The exercise: The entries below are to be repeated exactly as they stand.

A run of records
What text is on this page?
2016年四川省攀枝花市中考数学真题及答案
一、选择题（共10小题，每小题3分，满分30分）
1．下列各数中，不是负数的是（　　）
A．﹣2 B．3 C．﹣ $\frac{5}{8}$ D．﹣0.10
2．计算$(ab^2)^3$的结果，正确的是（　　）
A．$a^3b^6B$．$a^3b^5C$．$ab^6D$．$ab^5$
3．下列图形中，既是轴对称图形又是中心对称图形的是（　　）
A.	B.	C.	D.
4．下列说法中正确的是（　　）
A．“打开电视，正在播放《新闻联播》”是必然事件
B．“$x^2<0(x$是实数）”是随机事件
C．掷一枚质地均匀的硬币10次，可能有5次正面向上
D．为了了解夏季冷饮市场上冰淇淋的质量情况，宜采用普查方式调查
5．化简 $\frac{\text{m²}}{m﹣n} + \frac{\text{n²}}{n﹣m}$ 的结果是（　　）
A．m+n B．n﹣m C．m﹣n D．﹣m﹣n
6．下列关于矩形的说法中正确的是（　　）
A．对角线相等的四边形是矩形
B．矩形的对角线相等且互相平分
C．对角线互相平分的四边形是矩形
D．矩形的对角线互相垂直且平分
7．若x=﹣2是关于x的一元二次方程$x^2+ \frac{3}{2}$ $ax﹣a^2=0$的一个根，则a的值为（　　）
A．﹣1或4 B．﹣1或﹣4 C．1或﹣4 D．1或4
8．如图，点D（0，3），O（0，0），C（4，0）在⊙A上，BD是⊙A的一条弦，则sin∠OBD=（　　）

Result below:
What text is on this page?
2016年四川省攀枝花市中考数学真题及答案
一、选择题（共10小题，每小题3分，满分30分）
1．下列各数中，不是负数的是（　　）
A．﹣2 B．3 C．﹣ $\frac{5}{8}$ D．﹣0.10
2．计算$(ab^2)^3$的结果，正确的是（　　）
A．$a^3b^6B$．$a^3b^5C$．$ab^6D$．$ab^5$
3．下列图形中，既是轴对称图形又是中心对称图形的是（　　）
A.	B.	C.	D.
4．下列说法中正确的是（　　）
A．“打开电视，正在播放《新闻联播》”是必然事件
B．“$x^2<0(x$是实数）”是随机事件
C．掷一枚质地均匀的硬币10次，可能有5次正面向上
D．为了了解夏季冷饮市场上冰淇淋的质量情况，宜采用普查方式调查
5．化简 $\frac{\text{m²}}{m﹣n} + \frac{\text{n²}}{n﹣m}$ 的结果是（　　）
A．m+n B．n﹣m C．m﹣n D．﹣m﹣n
6．下列关于矩形的说法中正确的是（　　）
A．对角线相等的四边形是矩形
B．矩形的对角线相等且互相平分
C．对角线互相平分的四边形是矩形
D．矩形的对角线互相垂直且平分
7．若x=﹣2是关于x的一元二次方程$x^2+ \frac{3}{2}$ $ax﹣a^2=0$的一个根，则a的值为（　　）
A．﹣1或4 B．﹣1或﹣4 C．1或﹣4 D．1或4
8．如图，点D（0，3），O（0，0），C（4，0）在⊙A上，BD是⊙A的一条弦，则sin∠OBD=（　　）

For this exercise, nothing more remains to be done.